• Work to complete: Below is a set of records. Repeat all of them exactly.

• Material to process:

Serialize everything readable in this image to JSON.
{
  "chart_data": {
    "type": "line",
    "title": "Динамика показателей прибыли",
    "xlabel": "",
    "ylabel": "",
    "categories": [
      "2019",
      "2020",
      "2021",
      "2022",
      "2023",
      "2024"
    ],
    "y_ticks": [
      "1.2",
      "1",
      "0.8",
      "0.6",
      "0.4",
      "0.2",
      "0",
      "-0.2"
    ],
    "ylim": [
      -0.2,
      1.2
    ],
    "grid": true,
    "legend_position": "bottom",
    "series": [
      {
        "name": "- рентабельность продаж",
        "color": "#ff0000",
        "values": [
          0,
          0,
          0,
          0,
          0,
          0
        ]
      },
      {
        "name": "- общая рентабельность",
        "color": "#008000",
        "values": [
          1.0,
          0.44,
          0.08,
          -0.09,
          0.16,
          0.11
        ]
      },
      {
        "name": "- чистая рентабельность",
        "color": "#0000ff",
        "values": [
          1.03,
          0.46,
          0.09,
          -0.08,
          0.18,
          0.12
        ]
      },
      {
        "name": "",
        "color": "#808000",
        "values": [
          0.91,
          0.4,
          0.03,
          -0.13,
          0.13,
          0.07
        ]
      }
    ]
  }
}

• Output for this task:
Serialize everything readable in this image to JSON.
{
  "chart_data": {
    "type": "line",
    "title": "Динамика показателей прибыли",
    "xlabel": "",
    "ylabel": "",
    "categories": [
      "2019",
      "2020",
      "2021",
      "2022",
      "2023",
      "2024"
    ],
    "y_ticks": [
      "1.2",
      "1",
      "0.8",
      "0.6",
      "0.4",
      "0.2",
      "0",
      "-0.2"
    ],
    "ylim": [
      -0.2,
      1.2
    ],
    "grid": true,
    "legend_position": "bottom",
    "series": [
      {
        "name": "- рентабельность продаж",
        "color": "#ff0000",
        "values": [
          0,
          0,
          0,
          0,
          0,
          0
        ]
      },
      {
        "name": "- общая рентабельность",
        "color": "#008000",
        "values": [
          1.0,
          0.44,
          0.08,
          -0.09,
          0.16,
          0.11
        ]
      },
      {
        "name": "- чистая рентабельность",
        "color": "#0000ff",
        "values": [
          1.03,
          0.46,
          0.09,
          -0.08,
          0.18,
          0.12
        ]
      },
      {
        "name": "",
        "color": "#808000",
        "values": [
          0.91,
          0.4,
          0.03,
          -0.13,
          0.13,
          0.07
        ]
      }
    ]
  }
}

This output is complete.